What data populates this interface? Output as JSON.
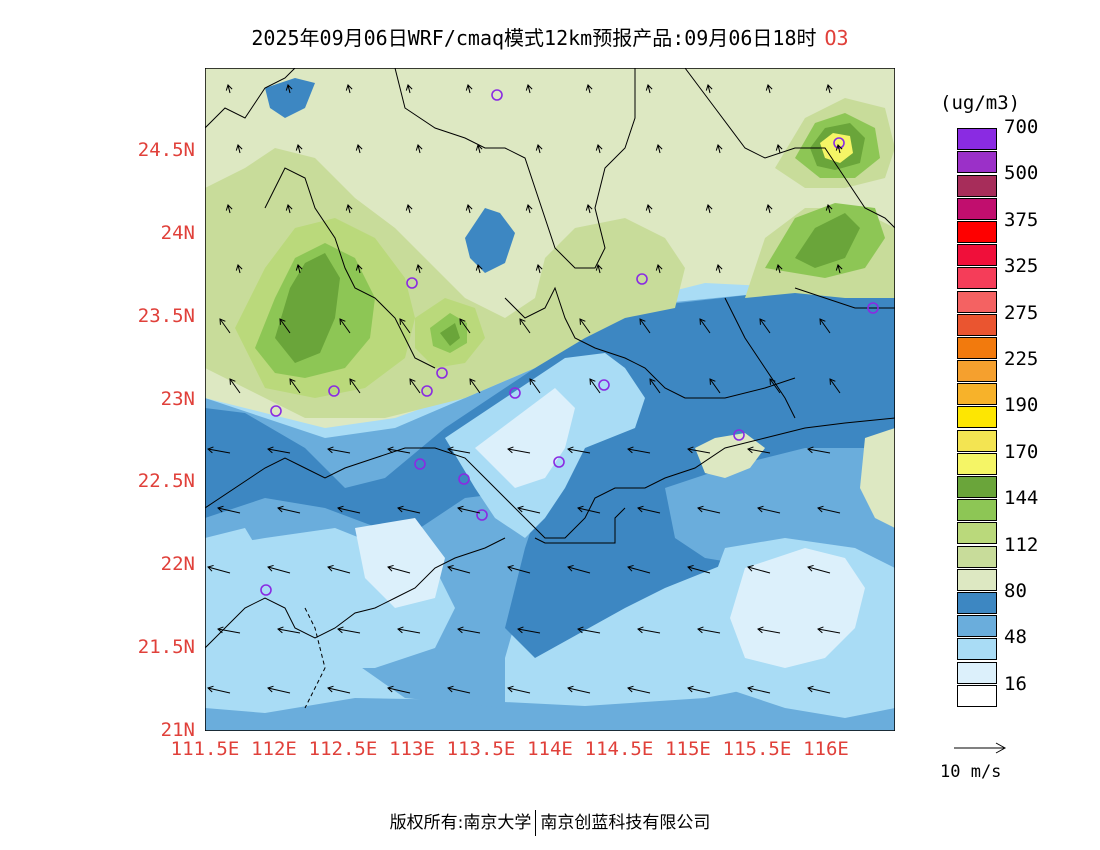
{
  "title": {
    "text": "2025年09月06日WRF/cmaq模式12km预报产品:09月06日18时",
    "pollutant": "O3"
  },
  "legend": {
    "unit": "(ug/m3)",
    "colors": [
      "#ffffff",
      "#dcf0fb",
      "#a9dcf5",
      "#6aaddc",
      "#3d87c2",
      "#dde8c2",
      "#c8dc9a",
      "#bad97b",
      "#8dc655",
      "#6aa53a",
      "#f5f566",
      "#f3e452",
      "#fde602",
      "#f7b22a",
      "#f5a02e",
      "#f27a0d",
      "#ea5530",
      "#f46262",
      "#f53d59",
      "#f00f3a",
      "#fe0000",
      "#c10e6e",
      "#a72d5a",
      "#9b30c8",
      "#8a2be2"
    ],
    "labels": [
      {
        "text": "16",
        "index": 1
      },
      {
        "text": "48",
        "index": 3
      },
      {
        "text": "80",
        "index": 5
      },
      {
        "text": "112",
        "index": 7
      },
      {
        "text": "144",
        "index": 9
      },
      {
        "text": "170",
        "index": 11
      },
      {
        "text": "190",
        "index": 13
      },
      {
        "text": "225",
        "index": 15
      },
      {
        "text": "275",
        "index": 17
      },
      {
        "text": "325",
        "index": 19
      },
      {
        "text": "375",
        "index": 21
      },
      {
        "text": "500",
        "index": 23
      },
      {
        "text": "700",
        "index": 25
      }
    ]
  },
  "axes": {
    "lat_labels": [
      "24.5N",
      "24N",
      "23.5N",
      "23N",
      "22.5N",
      "22N",
      "21.5N",
      "21N"
    ],
    "lat_values": [
      24.5,
      24,
      23.5,
      23,
      22.5,
      22,
      21.5,
      21
    ],
    "lon_labels": [
      "111.5E",
      "112E",
      "112.5E",
      "113E",
      "113.5E",
      "114E",
      "114.5E",
      "115E",
      "115.5E",
      "116E"
    ],
    "lon_values": [
      111.5,
      112,
      112.5,
      113,
      113.5,
      114,
      114.5,
      115,
      115.5,
      116
    ]
  },
  "vector_reference": {
    "label": "10 m/s"
  },
  "footer": {
    "left": "版权所有:南京大学",
    "right": "南京创蓝科技有限公司"
  }
}
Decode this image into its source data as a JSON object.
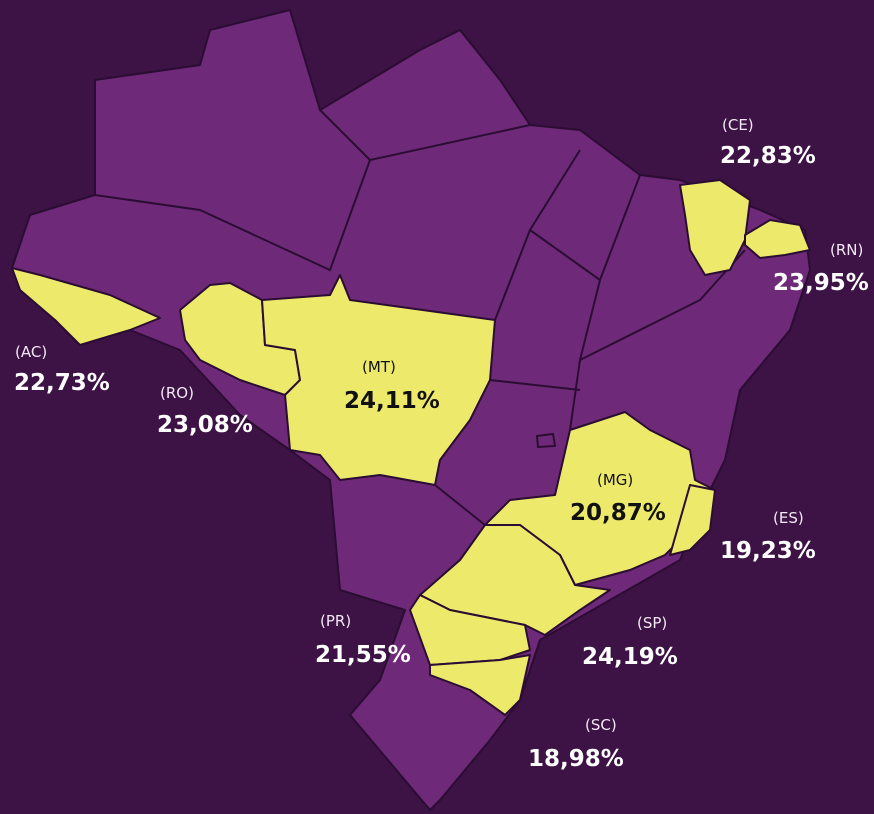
{
  "labels": [
    {
      "code": "(CE)",
      "value": "22,83%"
    },
    {
      "code": "(RN)",
      "value": "23,95%"
    },
    {
      "code": "(AC)",
      "value": "22,73%"
    },
    {
      "code": "(RO)",
      "value": "23,08%"
    },
    {
      "code": "(MT)",
      "value": "24,11%"
    },
    {
      "code": "(MG)",
      "value": "20,87%"
    },
    {
      "code": "(ES)",
      "value": "19,23%"
    },
    {
      "code": "(PR)",
      "value": "21,55%"
    },
    {
      "code": "(SP)",
      "value": "24,19%"
    },
    {
      "code": "(SC)",
      "value": "18,98%"
    }
  ]
}
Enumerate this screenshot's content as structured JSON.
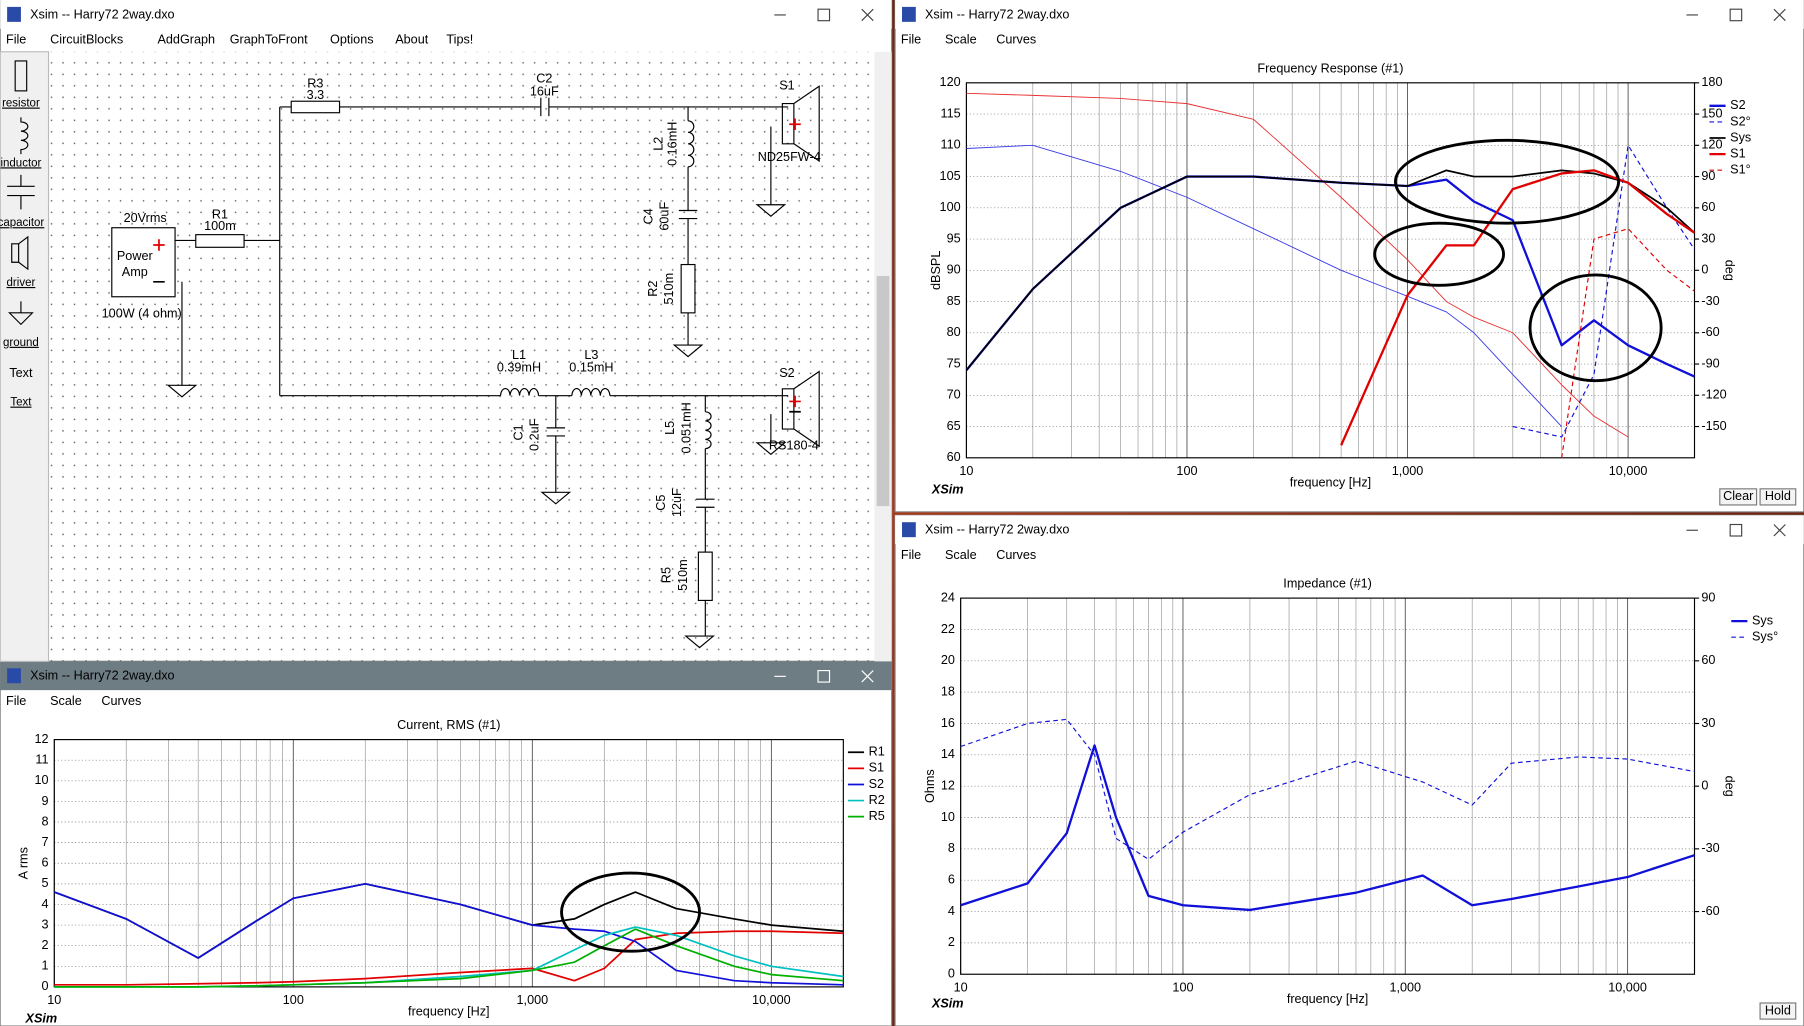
{
  "schematic_window": {
    "title": "Xsim -- Harry72 2way.dxo",
    "menu": [
      "File",
      "CircuitBlocks",
      "AddGraph",
      "GraphToFront",
      "Options",
      "About",
      "Tips!"
    ],
    "toolbox": [
      "resistor",
      "inductor",
      "capacitor",
      "driver",
      "ground",
      "Text",
      "Text"
    ],
    "source": {
      "level": "20Vrms",
      "name_lines": [
        "Power",
        "Amp"
      ],
      "rating": "100W (4 ohm)"
    },
    "components": [
      {
        "label": "R3",
        "value": "3.3"
      },
      {
        "label": "C2",
        "value": "16uF"
      },
      {
        "label": "S1",
        "value": "ND25FW-4"
      },
      {
        "label": "L2",
        "value": "0.16mH"
      },
      {
        "label": "C4",
        "value": "60uF"
      },
      {
        "label": "R2",
        "value": "510m"
      },
      {
        "label": "R1",
        "value": "100m"
      },
      {
        "label": "L1",
        "value": "0.39mH"
      },
      {
        "label": "L3",
        "value": "0.15mH"
      },
      {
        "label": "C1",
        "value": "0.2uF"
      },
      {
        "label": "L5",
        "value": "0.051mH"
      },
      {
        "label": "C5",
        "value": "12uF"
      },
      {
        "label": "R5",
        "value": "510m"
      },
      {
        "label": "S2",
        "value": "RS180-4"
      }
    ]
  },
  "frequency_window": {
    "title": "Xsim -- Harry72 2way.dxo",
    "menu": [
      "File",
      "Scale",
      "Curves"
    ],
    "buttons": [
      "Clear",
      "Hold"
    ],
    "brand": "XSim",
    "chart": {
      "type": "line",
      "title": "Frequency Response (#1)",
      "xlabel": "frequency [Hz]",
      "ylabel": "dBSPL",
      "y2label": "deg",
      "log_x": true,
      "xlim": [
        10,
        20000
      ],
      "ylim": [
        60,
        120
      ],
      "y2lim": [
        -180,
        180
      ],
      "xticks": [
        10,
        100,
        {
          "value": 1000,
          "label": "1,000"
        },
        {
          "value": 10000,
          "label": "10,000"
        }
      ],
      "yticks": [
        60,
        65,
        70,
        75,
        80,
        85,
        90,
        95,
        100,
        105,
        110,
        115,
        120
      ],
      "y2ticks": [
        -150,
        -120,
        -90,
        -60,
        -30,
        0,
        30,
        60,
        90,
        120,
        150,
        180
      ],
      "x": [
        10,
        20,
        50,
        100,
        200,
        500,
        1000,
        1500,
        2000,
        3000,
        5000,
        7000,
        10000,
        15000,
        20000
      ],
      "series": [
        {
          "color": "#3a3ae8",
          "width": 0.8,
          "axis": "y2",
          "values": [
            117,
            120,
            95,
            70,
            40,
            0,
            -25,
            -40,
            -60,
            -100,
            -150,
            null,
            null,
            null,
            null
          ]
        },
        {
          "color": "#e83030",
          "width": 0.8,
          "axis": "y2",
          "values": [
            170,
            168,
            165,
            160,
            145,
            70,
            10,
            -30,
            -45,
            -60,
            -110,
            -140,
            -160,
            null,
            null
          ]
        },
        {
          "name": "S2",
          "color": "#1010d8",
          "width": 2,
          "values": [
            74,
            87,
            100,
            105,
            105,
            104,
            103.5,
            104.5,
            101,
            98,
            78,
            82,
            78,
            75,
            73
          ]
        },
        {
          "name": "S2°",
          "color": "#1010d8",
          "width": 1,
          "dash": true,
          "axis": "y2",
          "values": [
            null,
            null,
            null,
            null,
            null,
            null,
            null,
            null,
            null,
            -150,
            -160,
            -100,
            120,
            60,
            20
          ]
        },
        {
          "name": "Sys",
          "color": "#000000",
          "width": 1.5,
          "values": [
            74,
            87,
            100,
            105,
            105,
            104,
            103.5,
            106,
            105,
            105,
            106,
            105.5,
            104,
            100,
            96
          ]
        },
        {
          "name": "S1",
          "color": "#e00000",
          "width": 2,
          "values": [
            null,
            null,
            null,
            null,
            null,
            62,
            86,
            94,
            94,
            103,
            105.5,
            106,
            104,
            99,
            96
          ]
        },
        {
          "name": "S1°",
          "color": "#e00000",
          "width": 1,
          "dash": true,
          "axis": "y2",
          "values": [
            null,
            null,
            null,
            null,
            null,
            null,
            null,
            null,
            null,
            null,
            -180,
            30,
            40,
            0,
            -20
          ]
        }
      ]
    }
  },
  "impedance_window": {
    "title": "Xsim -- Harry72 2way.dxo",
    "menu": [
      "File",
      "Scale",
      "Curves"
    ],
    "buttons": [
      "Hold"
    ],
    "brand": "XSim",
    "chart": {
      "type": "line",
      "title": "Impedance (#1)",
      "xlabel": "frequency [Hz]",
      "ylabel": "Ohms",
      "y2label": "deg",
      "log_x": true,
      "xlim": [
        10,
        20000
      ],
      "ylim": [
        0,
        24
      ],
      "y2lim": [
        -90,
        90
      ],
      "xticks": [
        10,
        100,
        {
          "value": 1000,
          "label": "1,000"
        },
        {
          "value": 10000,
          "label": "10,000"
        }
      ],
      "yticks": [
        0,
        2,
        4,
        6,
        8,
        10,
        12,
        14,
        16,
        18,
        20,
        22,
        24
      ],
      "y2ticks": [
        -60,
        -30,
        0,
        30,
        60,
        90
      ],
      "x": [
        10,
        20,
        30,
        40,
        50,
        70,
        100,
        200,
        600,
        1200,
        2000,
        3000,
        6000,
        10000,
        20000
      ],
      "series": [
        {
          "name": "Sys",
          "color": "#1010d8",
          "width": 2,
          "values": [
            4.4,
            5.8,
            9,
            14.6,
            10,
            5,
            4.4,
            4.1,
            5.2,
            6.3,
            4.4,
            4.8,
            5.6,
            6.2,
            7.6
          ]
        },
        {
          "name": "Sys°",
          "color": "#1010d8",
          "width": 1,
          "dash": true,
          "axis": "y2",
          "values": [
            19,
            30,
            32,
            15,
            -25,
            -35,
            -22,
            -4,
            12,
            2,
            -9,
            11,
            14,
            13,
            7
          ]
        }
      ]
    }
  },
  "current_window": {
    "title": "Xsim -- Harry72 2way.dxo",
    "menu": [
      "File",
      "Scale",
      "Curves"
    ],
    "brand": "XSim",
    "chart": {
      "type": "line",
      "title": "Current, RMS (#1)",
      "xlabel": "frequency [Hz]",
      "ylabel": "A rms",
      "log_x": true,
      "xlim": [
        10,
        20000
      ],
      "ylim": [
        0,
        12
      ],
      "xticks": [
        10,
        100,
        {
          "value": 1000,
          "label": "1,000"
        },
        {
          "value": 10000,
          "label": "10,000"
        }
      ],
      "yticks": [
        0,
        1,
        2,
        3,
        4,
        5,
        6,
        7,
        8,
        9,
        10,
        11,
        12
      ],
      "x": [
        10,
        20,
        40,
        70,
        100,
        200,
        500,
        1000,
        1500,
        2000,
        2700,
        4000,
        7000,
        10000,
        20000
      ],
      "series": [
        {
          "name": "R1",
          "color": "#000000",
          "width": 1.5,
          "values": [
            4.6,
            3.3,
            1.4,
            3.2,
            4.3,
            5.0,
            4.0,
            3.0,
            3.3,
            4.0,
            4.6,
            3.8,
            3.3,
            3.0,
            2.7
          ]
        },
        {
          "name": "S1",
          "color": "#e00000",
          "width": 1.5,
          "values": [
            0.1,
            0.1,
            0.15,
            0.2,
            0.25,
            0.4,
            0.7,
            0.9,
            0.3,
            0.9,
            2.3,
            2.6,
            2.7,
            2.7,
            2.6
          ]
        },
        {
          "name": "S2",
          "color": "#1010d8",
          "width": 1.5,
          "values": [
            4.6,
            3.3,
            1.4,
            3.2,
            4.3,
            5.0,
            4.0,
            3.0,
            2.8,
            2.7,
            2.2,
            0.8,
            0.3,
            0.2,
            0.1
          ]
        },
        {
          "name": "R2",
          "color": "#00c0c0",
          "width": 1.5,
          "values": [
            0,
            0,
            0,
            0.05,
            0.1,
            0.2,
            0.5,
            0.8,
            1.8,
            2.5,
            2.9,
            2.5,
            1.5,
            1.0,
            0.5
          ]
        },
        {
          "name": "R5",
          "color": "#00b000",
          "width": 1.5,
          "values": [
            0,
            0,
            0,
            0.05,
            0.1,
            0.2,
            0.4,
            0.8,
            1.2,
            2.0,
            2.8,
            2.0,
            1.0,
            0.6,
            0.3
          ]
        }
      ]
    }
  }
}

◆ Task prompt ◆
Return all lines of the material above in which the word "source" occurs.

◆ Problem solution ◆
Decode this image into its source data as a JSON object.
    "source": {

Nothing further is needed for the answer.